Tekst do przeczytania:
W dniach od 30.07. Do 13.08.br. nastąpił kolejny wyjazd na harcerski Obóz, tym razem do Dźwirzyna, zorganizowany przez Szczep Nieprzetartego Szlaku we Wrocławiu. Uczestniczyła w nim nasza 25 Jaworska Drużyna Harcerska NS. Wyszukany w Internecie na pierwszy rzut oka piękny obiekt, ładne domki, bardzo dobre warunki i tak też było – świetne warunki i wyżywienie.
Plan obozu był zapełniony po brzegi i nie można było się nudzić. Różne zabawy, gry terenowe, wycieczki piesze po mieście i autokarowa do Kołobrzegu oraz rejs statkiem torpedowym, wycieczki rowerowe także nad pobliskie jezioro Resko Przymorskie wraz z rejsem statkiem wycieczkowym, ogniska obrzędowe i z kiełbaskami, plażowanie, kąpiele morskie wypełniały wszystkie dni naszego pobytu. Podczas podróży na obóz pociągiem uczestnicy próbowali pogłębiać swoje przyjaźnie, byli pobudzeni i aktywni przez całą drogę.
Po przybyciu do Ośrodka Wczasowego GEO – SEA Centrum Sportu i Rekreacji w Dźwirzynie rozlokowaliśmy się w domkach i rozpakowaliśmy, jednocześnie przygotowując się do obozowego przeżycia przygody. Ośrodek GEO–SEA już tętnił życiem, bo przewijały się jeszcze dwie grupy siatkarek mijające się z nami przez dwa tygodnie. Praca metodyką harcerską w pewnym sensie zmieniała uczestników i ich charaktery na miłych młodych ludzi. Wszyscy uczestnicy obozu chętnie uczestniczyli w propozycjach spędzenia kolejnych dni obozowania. Hitem sportowego dnia była gra w boule (Bocci). Wzbudziły one wiele emocji, kto rzuci bliżej małej kulki zwanej świnką. W grze uczestniczyli wszyscy, także zespół kadry, która przegrała z uczestnikami o 5 pkt. Uczestnicy przeżyli czas wycieczki do Kołobrzegu zwiedzając zabytki: kołobrzeskie molo, pomnik upamiętniający „Zaślubiny Żołnierzy z Morzem”, oglądali też latarnię morską i warownię broniącą dostępu na ląd.

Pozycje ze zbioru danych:
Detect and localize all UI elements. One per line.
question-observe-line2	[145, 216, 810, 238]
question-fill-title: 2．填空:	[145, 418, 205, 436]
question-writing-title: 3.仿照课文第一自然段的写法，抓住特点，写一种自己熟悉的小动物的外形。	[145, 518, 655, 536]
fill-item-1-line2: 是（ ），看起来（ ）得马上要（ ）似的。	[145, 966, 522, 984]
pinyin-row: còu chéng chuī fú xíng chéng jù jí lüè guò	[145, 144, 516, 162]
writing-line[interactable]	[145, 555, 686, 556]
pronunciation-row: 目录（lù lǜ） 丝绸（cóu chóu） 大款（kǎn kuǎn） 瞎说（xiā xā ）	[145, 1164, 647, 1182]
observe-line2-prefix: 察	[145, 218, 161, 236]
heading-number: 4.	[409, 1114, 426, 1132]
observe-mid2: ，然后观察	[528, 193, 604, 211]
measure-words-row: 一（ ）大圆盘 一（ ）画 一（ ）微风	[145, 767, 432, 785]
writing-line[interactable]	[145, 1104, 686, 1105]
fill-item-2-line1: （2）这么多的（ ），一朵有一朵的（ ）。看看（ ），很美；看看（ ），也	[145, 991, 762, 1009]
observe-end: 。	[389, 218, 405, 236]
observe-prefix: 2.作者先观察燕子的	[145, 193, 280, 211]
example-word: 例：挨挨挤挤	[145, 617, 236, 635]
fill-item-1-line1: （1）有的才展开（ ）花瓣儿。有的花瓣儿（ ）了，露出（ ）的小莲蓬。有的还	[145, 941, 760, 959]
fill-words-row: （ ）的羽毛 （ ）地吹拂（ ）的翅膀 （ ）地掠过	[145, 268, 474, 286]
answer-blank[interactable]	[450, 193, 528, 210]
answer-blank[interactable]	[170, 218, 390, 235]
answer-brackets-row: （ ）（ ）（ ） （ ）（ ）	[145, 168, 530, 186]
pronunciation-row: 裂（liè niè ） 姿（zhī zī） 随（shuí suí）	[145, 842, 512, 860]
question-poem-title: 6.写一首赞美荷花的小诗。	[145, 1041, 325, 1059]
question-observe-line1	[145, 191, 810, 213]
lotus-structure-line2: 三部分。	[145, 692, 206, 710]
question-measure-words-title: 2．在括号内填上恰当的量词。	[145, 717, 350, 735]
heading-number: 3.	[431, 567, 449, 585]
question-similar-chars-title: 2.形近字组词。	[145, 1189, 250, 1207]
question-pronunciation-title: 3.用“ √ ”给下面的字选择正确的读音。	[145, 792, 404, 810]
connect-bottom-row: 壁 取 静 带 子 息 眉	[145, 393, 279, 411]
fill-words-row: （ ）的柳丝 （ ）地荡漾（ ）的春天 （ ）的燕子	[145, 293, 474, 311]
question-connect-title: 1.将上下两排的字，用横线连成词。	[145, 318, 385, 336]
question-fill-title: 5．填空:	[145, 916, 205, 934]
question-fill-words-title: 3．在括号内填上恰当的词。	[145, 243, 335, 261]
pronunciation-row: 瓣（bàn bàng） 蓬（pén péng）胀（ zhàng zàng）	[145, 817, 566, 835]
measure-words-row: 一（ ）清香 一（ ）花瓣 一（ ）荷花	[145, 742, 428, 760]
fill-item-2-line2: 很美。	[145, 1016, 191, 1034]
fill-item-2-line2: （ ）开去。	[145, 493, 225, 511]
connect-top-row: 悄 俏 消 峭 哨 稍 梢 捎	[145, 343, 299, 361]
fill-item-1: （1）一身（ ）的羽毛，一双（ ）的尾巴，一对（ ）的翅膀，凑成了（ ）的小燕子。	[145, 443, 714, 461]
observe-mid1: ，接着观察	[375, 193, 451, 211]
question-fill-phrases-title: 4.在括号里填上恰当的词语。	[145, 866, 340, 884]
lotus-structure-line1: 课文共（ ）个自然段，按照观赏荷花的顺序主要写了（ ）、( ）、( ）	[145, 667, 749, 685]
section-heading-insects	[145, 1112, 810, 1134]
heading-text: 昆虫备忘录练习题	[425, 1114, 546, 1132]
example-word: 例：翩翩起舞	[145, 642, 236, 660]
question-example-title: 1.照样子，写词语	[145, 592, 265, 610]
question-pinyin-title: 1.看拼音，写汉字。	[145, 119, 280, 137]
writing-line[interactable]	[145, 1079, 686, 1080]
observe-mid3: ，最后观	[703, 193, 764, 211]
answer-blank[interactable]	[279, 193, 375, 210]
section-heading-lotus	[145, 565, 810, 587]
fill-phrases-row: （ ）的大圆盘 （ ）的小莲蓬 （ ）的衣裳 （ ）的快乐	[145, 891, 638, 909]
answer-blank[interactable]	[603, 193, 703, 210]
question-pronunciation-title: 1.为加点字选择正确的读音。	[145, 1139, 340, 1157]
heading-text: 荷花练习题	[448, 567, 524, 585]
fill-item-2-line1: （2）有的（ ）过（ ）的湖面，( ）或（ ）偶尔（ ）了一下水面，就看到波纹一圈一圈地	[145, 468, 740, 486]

Opis zadania:
Podejmij relację z harcerskiego obozu w Dźwirzynie i pisz ją dalej, zaczynając od miejsca po jej ostatnim zdaniu.

Oczekiwana odpowiedź:
Program obozu i czas harcerskiej przygody na obozie szybko płynie, zwłaszcza, gdy jest tak intensywny i podany w harcerskiej oprawie. Ostatnie dni były trochę smutne, bo wszystko, co jest piękne musi się kiedyś skończyć. W końcu nastąpił czas powrotu do swoich rodzin. Z jednej strony żal, a z drugiej radość ze spotkania z rodzinami. Podczas powrotu i rozwiązania obozu i oddania uczestników w ręce rodziców, były uściski, łzy. Pozostał tylko powrót 25 JDH NS z Wrocławia do Jawora. Na dworcu przesiedliśmy się do szynobusu KD w kierunku Legnicy. Pozostałą podróż odbyliśmy samochodem osobowym, no i nareszcie w domu, bo sen nas już morzył, była bardzo późna godzina, po 24:00. Harcerskie obozy czekają na wszystkich harcerzy, a w szczególności ważne są dla dzieci i młodzieży niepełnosprawnej.
CZUWAJ!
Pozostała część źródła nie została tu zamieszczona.